#### Work to be completed:
Quote the data below word for word, reproducing every line unchanged.
━━━━━━━━
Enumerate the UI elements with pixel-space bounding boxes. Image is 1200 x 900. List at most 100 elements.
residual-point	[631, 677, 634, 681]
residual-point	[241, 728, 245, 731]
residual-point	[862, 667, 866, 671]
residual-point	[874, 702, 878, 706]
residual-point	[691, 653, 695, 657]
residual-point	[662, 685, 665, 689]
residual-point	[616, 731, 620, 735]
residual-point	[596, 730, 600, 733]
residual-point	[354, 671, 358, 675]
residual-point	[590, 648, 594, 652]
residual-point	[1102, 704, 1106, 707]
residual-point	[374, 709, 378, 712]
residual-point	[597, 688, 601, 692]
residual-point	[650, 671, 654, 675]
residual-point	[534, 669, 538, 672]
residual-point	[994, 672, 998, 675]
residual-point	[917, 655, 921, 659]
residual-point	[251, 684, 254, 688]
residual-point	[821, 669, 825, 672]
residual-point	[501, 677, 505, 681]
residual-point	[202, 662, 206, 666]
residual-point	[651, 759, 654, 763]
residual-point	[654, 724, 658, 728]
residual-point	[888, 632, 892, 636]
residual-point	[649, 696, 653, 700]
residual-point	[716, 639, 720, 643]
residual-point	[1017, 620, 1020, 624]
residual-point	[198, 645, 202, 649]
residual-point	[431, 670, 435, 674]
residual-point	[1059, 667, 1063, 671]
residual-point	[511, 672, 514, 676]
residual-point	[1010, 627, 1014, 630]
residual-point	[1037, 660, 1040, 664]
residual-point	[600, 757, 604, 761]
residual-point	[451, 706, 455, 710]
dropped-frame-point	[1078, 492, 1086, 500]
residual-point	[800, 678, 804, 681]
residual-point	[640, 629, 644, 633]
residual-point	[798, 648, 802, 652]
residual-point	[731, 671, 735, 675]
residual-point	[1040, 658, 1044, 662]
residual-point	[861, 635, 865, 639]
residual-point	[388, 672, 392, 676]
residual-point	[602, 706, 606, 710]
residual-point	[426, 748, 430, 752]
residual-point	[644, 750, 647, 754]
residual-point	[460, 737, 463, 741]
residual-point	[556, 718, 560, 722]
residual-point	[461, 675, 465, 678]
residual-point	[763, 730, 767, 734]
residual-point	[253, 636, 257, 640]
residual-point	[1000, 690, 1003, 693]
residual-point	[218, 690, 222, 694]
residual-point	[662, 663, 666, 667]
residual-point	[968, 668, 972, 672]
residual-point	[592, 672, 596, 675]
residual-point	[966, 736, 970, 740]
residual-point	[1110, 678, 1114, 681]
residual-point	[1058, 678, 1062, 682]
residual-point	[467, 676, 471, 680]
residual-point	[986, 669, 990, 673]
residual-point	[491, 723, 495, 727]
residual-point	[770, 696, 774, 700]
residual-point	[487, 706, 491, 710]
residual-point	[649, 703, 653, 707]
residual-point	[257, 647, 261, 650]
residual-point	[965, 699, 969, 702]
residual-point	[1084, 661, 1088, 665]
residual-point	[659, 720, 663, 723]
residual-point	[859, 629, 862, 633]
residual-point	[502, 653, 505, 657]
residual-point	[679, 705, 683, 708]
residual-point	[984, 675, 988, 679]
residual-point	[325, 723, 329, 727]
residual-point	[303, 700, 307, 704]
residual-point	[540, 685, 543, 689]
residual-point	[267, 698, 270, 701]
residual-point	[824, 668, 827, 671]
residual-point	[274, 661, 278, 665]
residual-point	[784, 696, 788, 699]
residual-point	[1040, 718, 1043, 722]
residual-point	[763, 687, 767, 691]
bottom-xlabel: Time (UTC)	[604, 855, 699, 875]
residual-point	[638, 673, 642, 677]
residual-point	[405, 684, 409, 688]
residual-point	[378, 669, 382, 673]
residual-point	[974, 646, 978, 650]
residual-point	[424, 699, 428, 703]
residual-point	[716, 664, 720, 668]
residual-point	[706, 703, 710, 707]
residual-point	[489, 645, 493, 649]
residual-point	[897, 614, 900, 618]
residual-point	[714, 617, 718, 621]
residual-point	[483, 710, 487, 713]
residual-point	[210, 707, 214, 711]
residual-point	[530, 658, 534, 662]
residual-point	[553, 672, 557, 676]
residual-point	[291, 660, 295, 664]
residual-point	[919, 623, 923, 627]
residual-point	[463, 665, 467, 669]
━━━━━━━━
#### Written answer:
Enumerate the UI elements with pixel-space bounding boxes. Image is 1200 x 900. List at most 100 elements.
residual-point	[631, 677, 634, 681]
residual-point	[241, 728, 245, 731]
residual-point	[862, 667, 866, 671]
residual-point	[874, 702, 878, 706]
residual-point	[691, 653, 695, 657]
residual-point	[662, 685, 665, 689]
residual-point	[616, 731, 620, 735]
residual-point	[596, 730, 600, 733]
residual-point	[354, 671, 358, 675]
residual-point	[590, 648, 594, 652]
residual-point	[1102, 704, 1106, 707]
residual-point	[374, 709, 378, 712]
residual-point	[597, 688, 601, 692]
residual-point	[650, 671, 654, 675]
residual-point	[534, 669, 538, 672]
residual-point	[994, 672, 998, 675]
residual-point	[917, 655, 921, 659]
residual-point	[251, 684, 254, 688]
residual-point	[821, 669, 825, 672]
residual-point	[501, 677, 505, 681]
residual-point	[202, 662, 206, 666]
residual-point	[651, 759, 654, 763]
residual-point	[654, 724, 658, 728]
residual-point	[888, 632, 892, 636]
residual-point	[649, 696, 653, 700]
residual-point	[716, 639, 720, 643]
residual-point	[1017, 620, 1020, 624]
residual-point	[198, 645, 202, 649]
residual-point	[431, 670, 435, 674]
residual-point	[1059, 667, 1063, 671]
residual-point	[511, 672, 514, 676]
residual-point	[1010, 627, 1014, 630]
residual-point	[1037, 660, 1040, 664]
residual-point	[600, 757, 604, 761]
residual-point	[451, 706, 455, 710]
dropped-frame-point	[1078, 492, 1086, 500]
residual-point	[800, 678, 804, 681]
residual-point	[640, 629, 644, 633]
residual-point	[798, 648, 802, 652]
residual-point	[731, 671, 735, 675]
residual-point	[1040, 658, 1044, 662]
residual-point	[861, 635, 865, 639]
residual-point	[388, 672, 392, 676]
residual-point	[602, 706, 606, 710]
residual-point	[426, 748, 430, 752]
residual-point	[644, 750, 647, 754]
residual-point	[460, 737, 463, 741]
residual-point	[556, 718, 560, 722]
residual-point	[461, 675, 465, 678]
residual-point	[763, 730, 767, 734]
residual-point	[253, 636, 257, 640]
residual-point	[1000, 690, 1003, 693]
residual-point	[218, 690, 222, 694]
residual-point	[662, 663, 666, 667]
residual-point	[968, 668, 972, 672]
residual-point	[592, 672, 596, 675]
residual-point	[966, 736, 970, 740]
residual-point	[1110, 678, 1114, 681]
residual-point	[1058, 678, 1062, 682]
residual-point	[467, 676, 471, 680]
residual-point	[986, 669, 990, 673]
residual-point	[491, 723, 495, 727]
residual-point	[770, 696, 774, 700]
residual-point	[487, 706, 491, 710]
residual-point	[649, 703, 653, 707]
residual-point	[257, 647, 261, 650]
residual-point	[965, 699, 969, 702]
residual-point	[1084, 661, 1088, 665]
residual-point	[659, 720, 663, 723]
residual-point	[859, 629, 862, 633]
residual-point	[502, 653, 505, 657]
residual-point	[679, 705, 683, 708]
residual-point	[984, 675, 988, 679]
residual-point	[325, 723, 329, 727]
residual-point	[303, 700, 307, 704]
residual-point	[540, 685, 543, 689]
residual-point	[267, 698, 270, 701]
residual-point	[824, 668, 827, 671]
residual-point	[274, 661, 278, 665]
residual-point	[784, 696, 788, 699]
residual-point	[1040, 718, 1043, 722]
residual-point	[763, 687, 767, 691]
bottom-xlabel: Time (UTC)	[604, 855, 699, 875]
residual-point	[638, 673, 642, 677]
residual-point	[405, 684, 409, 688]
residual-point	[378, 669, 382, 673]
residual-point	[974, 646, 978, 650]
residual-point	[424, 699, 428, 703]
residual-point	[716, 664, 720, 668]
residual-point	[706, 703, 710, 707]
residual-point	[489, 645, 493, 649]
residual-point	[897, 614, 900, 618]
residual-point	[714, 617, 718, 621]
residual-point	[483, 710, 487, 713]
residual-point	[210, 707, 214, 711]
residual-point	[530, 658, 534, 662]
residual-point	[553, 672, 557, 676]
residual-point	[291, 660, 295, 664]
residual-point	[919, 623, 923, 627]
residual-point	[463, 665, 467, 669]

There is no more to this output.